▶ DO THIS
Set down the full listing exactly, character for character.

▶ SUPPLIED DATA
◆ ◆ ◆ ◆

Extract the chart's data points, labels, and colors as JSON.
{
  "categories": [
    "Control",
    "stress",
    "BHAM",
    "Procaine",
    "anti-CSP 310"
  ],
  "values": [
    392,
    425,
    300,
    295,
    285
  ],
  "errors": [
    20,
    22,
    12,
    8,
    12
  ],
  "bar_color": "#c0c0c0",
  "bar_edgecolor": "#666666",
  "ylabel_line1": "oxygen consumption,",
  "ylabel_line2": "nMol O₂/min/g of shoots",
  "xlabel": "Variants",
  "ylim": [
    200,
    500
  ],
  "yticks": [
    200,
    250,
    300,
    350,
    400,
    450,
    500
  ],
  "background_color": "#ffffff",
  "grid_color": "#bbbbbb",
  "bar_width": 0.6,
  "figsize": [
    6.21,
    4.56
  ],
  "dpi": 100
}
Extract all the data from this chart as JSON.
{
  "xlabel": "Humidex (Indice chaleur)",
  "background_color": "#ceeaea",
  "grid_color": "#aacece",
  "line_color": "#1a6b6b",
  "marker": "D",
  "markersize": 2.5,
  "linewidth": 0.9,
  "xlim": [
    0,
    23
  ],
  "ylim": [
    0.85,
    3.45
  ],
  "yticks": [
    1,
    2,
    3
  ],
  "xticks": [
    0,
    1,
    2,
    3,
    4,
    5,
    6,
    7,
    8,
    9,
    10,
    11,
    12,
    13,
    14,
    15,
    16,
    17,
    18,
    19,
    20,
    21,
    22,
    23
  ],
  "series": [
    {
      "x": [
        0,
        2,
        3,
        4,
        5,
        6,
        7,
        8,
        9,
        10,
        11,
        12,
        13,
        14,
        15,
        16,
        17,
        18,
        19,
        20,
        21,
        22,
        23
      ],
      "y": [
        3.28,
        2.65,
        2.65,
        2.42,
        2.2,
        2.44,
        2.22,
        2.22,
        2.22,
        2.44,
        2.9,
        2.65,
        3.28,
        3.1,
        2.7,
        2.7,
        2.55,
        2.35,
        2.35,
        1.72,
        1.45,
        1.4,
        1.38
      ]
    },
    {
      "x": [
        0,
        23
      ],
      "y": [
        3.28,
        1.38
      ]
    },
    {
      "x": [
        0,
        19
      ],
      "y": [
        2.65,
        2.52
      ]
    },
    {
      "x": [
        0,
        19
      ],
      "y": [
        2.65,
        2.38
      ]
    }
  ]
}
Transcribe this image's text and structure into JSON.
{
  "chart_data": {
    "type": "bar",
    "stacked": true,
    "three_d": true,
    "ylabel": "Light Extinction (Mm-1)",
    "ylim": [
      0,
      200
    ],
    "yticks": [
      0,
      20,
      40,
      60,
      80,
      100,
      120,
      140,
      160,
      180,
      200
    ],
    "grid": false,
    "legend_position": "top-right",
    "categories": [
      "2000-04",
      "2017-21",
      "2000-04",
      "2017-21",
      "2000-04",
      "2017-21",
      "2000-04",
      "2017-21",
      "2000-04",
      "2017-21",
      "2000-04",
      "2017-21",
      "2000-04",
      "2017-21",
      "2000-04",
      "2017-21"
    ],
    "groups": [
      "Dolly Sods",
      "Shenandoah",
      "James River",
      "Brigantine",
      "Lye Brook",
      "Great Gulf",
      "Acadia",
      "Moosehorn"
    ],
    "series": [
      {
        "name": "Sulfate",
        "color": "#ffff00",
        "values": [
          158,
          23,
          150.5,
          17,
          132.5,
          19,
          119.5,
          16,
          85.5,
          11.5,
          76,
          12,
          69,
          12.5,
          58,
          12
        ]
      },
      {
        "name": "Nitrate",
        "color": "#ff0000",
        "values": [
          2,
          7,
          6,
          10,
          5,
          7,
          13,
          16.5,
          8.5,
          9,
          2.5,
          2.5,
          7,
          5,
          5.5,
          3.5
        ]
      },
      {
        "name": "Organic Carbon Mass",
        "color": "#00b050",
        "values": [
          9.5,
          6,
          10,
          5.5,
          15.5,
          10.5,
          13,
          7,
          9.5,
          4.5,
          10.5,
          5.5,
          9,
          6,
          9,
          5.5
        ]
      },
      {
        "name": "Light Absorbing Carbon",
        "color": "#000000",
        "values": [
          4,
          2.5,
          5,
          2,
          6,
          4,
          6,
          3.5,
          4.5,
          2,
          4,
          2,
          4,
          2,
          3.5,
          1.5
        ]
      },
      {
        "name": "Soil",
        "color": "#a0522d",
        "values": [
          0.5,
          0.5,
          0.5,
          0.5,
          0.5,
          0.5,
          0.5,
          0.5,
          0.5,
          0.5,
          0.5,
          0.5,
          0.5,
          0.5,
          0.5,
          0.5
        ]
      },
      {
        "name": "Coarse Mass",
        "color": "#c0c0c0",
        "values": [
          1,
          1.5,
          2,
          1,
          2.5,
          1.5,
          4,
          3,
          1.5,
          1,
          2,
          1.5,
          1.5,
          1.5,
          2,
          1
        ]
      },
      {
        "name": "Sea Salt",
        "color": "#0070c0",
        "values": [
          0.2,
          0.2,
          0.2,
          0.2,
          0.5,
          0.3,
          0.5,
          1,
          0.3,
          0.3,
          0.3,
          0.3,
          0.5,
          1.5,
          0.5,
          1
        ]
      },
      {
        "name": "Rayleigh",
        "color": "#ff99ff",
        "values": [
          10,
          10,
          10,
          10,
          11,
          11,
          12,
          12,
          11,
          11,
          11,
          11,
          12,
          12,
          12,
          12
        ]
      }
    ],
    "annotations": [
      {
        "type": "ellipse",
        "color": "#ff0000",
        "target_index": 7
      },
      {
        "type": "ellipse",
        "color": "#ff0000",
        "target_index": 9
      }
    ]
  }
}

◆ ◆ ◆ ◆

▶ TASK RESPONSE
Extract the chart's data points, labels, and colors as JSON.
{
  "categories": [
    "Control",
    "stress",
    "BHAM",
    "Procaine",
    "anti-CSP 310"
  ],
  "values": [
    392,
    425,
    300,
    295,
    285
  ],
  "errors": [
    20,
    22,
    12,
    8,
    12
  ],
  "bar_color": "#c0c0c0",
  "bar_edgecolor": "#666666",
  "ylabel_line1": "oxygen consumption,",
  "ylabel_line2": "nMol O₂/min/g of shoots",
  "xlabel": "Variants",
  "ylim": [
    200,
    500
  ],
  "yticks": [
    200,
    250,
    300,
    350,
    400,
    450,
    500
  ],
  "background_color": "#ffffff",
  "grid_color": "#bbbbbb",
  "bar_width": 0.6,
  "figsize": [
    6.21,
    4.56
  ],
  "dpi": 100
}
Extract all the data from this chart as JSON.
{
  "xlabel": "Humidex (Indice chaleur)",
  "background_color": "#ceeaea",
  "grid_color": "#aacece",
  "line_color": "#1a6b6b",
  "marker": "D",
  "markersize": 2.5,
  "linewidth": 0.9,
  "xlim": [
    0,
    23
  ],
  "ylim": [
    0.85,
    3.45
  ],
  "yticks": [
    1,
    2,
    3
  ],
  "xticks": [
    0,
    1,
    2,
    3,
    4,
    5,
    6,
    7,
    8,
    9,
    10,
    11,
    12,
    13,
    14,
    15,
    16,
    17,
    18,
    19,
    20,
    21,
    22,
    23
  ],
  "series": [
    {
      "x": [
        0,
        2,
        3,
        4,
        5,
        6,
        7,
        8,
        9,
        10,
        11,
        12,
        13,
        14,
        15,
        16,
        17,
        18,
        19,
        20,
        21,
        22,
        23
      ],
      "y": [
        3.28,
        2.65,
        2.65,
        2.42,
        2.2,
        2.44,
        2.22,
        2.22,
        2.22,
        2.44,
        2.9,
        2.65,
        3.28,
        3.1,
        2.7,
        2.7,
        2.55,
        2.35,
        2.35,
        1.72,
        1.45,
        1.4,
        1.38
      ]
    },
    {
      "x": [
        0,
        23
      ],
      "y": [
        3.28,
        1.38
      ]
    },
    {
      "x": [
        0,
        19
      ],
      "y": [
        2.65,
        2.52
      ]
    },
    {
      "x": [
        0,
        19
      ],
      "y": [
        2.65,
        2.38
      ]
    }
  ]
}
Transcribe this image's text and structure into JSON.
{
  "chart_data": {
    "type": "bar",
    "stacked": true,
    "three_d": true,
    "ylabel": "Light Extinction (Mm-1)",
    "ylim": [
      0,
      200
    ],
    "yticks": [
      0,
      20,
      40,
      60,
      80,
      100,
      120,
      140,
      160,
      180,
      200
    ],
    "grid": false,
    "legend_position": "top-right",
    "categories": [
      "2000-04",
      "2017-21",
      "2000-04",
      "2017-21",
      "2000-04",
      "2017-21",
      "2000-04",
      "2017-21",
      "2000-04",
      "2017-21",
      "2000-04",
      "2017-21",
      "2000-04",
      "2017-21",
      "2000-04",
      "2017-21"
    ],
    "groups": [
      "Dolly Sods",
      "Shenandoah",
      "James River",
      "Brigantine",
      "Lye Brook",
      "Great Gulf",
      "Acadia",
      "Moosehorn"
    ],
    "series": [
      {
        "name": "Sulfate",
        "color": "#ffff00",
        "values": [
          158,
          23,
          150.5,
          17,
          132.5,
          19,
          119.5,
          16,
          85.5,
          11.5,
          76,
          12,
          69,
          12.5,
          58,
          12
        ]
      },
      {
        "name": "Nitrate",
        "color": "#ff0000",
        "values": [
          2,
          7,
          6,
          10,
          5,
          7,
          13,
          16.5,
          8.5,
          9,
          2.5,
          2.5,
          7,
          5,
          5.5,
          3.5
        ]
      },
      {
        "name": "Organic Carbon Mass",
        "color": "#00b050",
        "values": [
          9.5,
          6,
          10,
          5.5,
          15.5,
          10.5,
          13,
          7,
          9.5,
          4.5,
          10.5,
          5.5,
          9,
          6,
          9,
          5.5
        ]
      },
      {
        "name": "Light Absorbing Carbon",
        "color": "#000000",
        "values": [
          4,
          2.5,
          5,
          2,
          6,
          4,
          6,
          3.5,
          4.5,
          2,
          4,
          2,
          4,
          2,
          3.5,
          1.5
        ]
      },
      {
        "name": "Soil",
        "color": "#a0522d",
        "values": [
          0.5,
          0.5,
          0.5,
          0.5,
          0.5,
          0.5,
          0.5,
          0.5,
          0.5,
          0.5,
          0.5,
          0.5,
          0.5,
          0.5,
          0.5,
          0.5
        ]
      },
      {
        "name": "Coarse Mass",
        "color": "#c0c0c0",
        "values": [
          1,
          1.5,
          2,
          1,
          2.5,
          1.5,
          4,
          3,
          1.5,
          1,
          2,
          1.5,
          1.5,
          1.5,
          2,
          1
        ]
      },
      {
        "name": "Sea Salt",
        "color": "#0070c0",
        "values": [
          0.2,
          0.2,
          0.2,
          0.2,
          0.5,
          0.3,
          0.5,
          1,
          0.3,
          0.3,
          0.3,
          0.3,
          0.5,
          1.5,
          0.5,
          1
        ]
      },
      {
        "name": "Rayleigh",
        "color": "#ff99ff",
        "values": [
          10,
          10,
          10,
          10,
          11,
          11,
          12,
          12,
          11,
          11,
          11,
          11,
          12,
          12,
          12,
          12
        ]
      }
    ],
    "annotations": [
      {
        "type": "ellipse",
        "color": "#ff0000",
        "target_index": 7
      },
      {
        "type": "ellipse",
        "color": "#ff0000",
        "target_index": 9
      }
    ]
  }
}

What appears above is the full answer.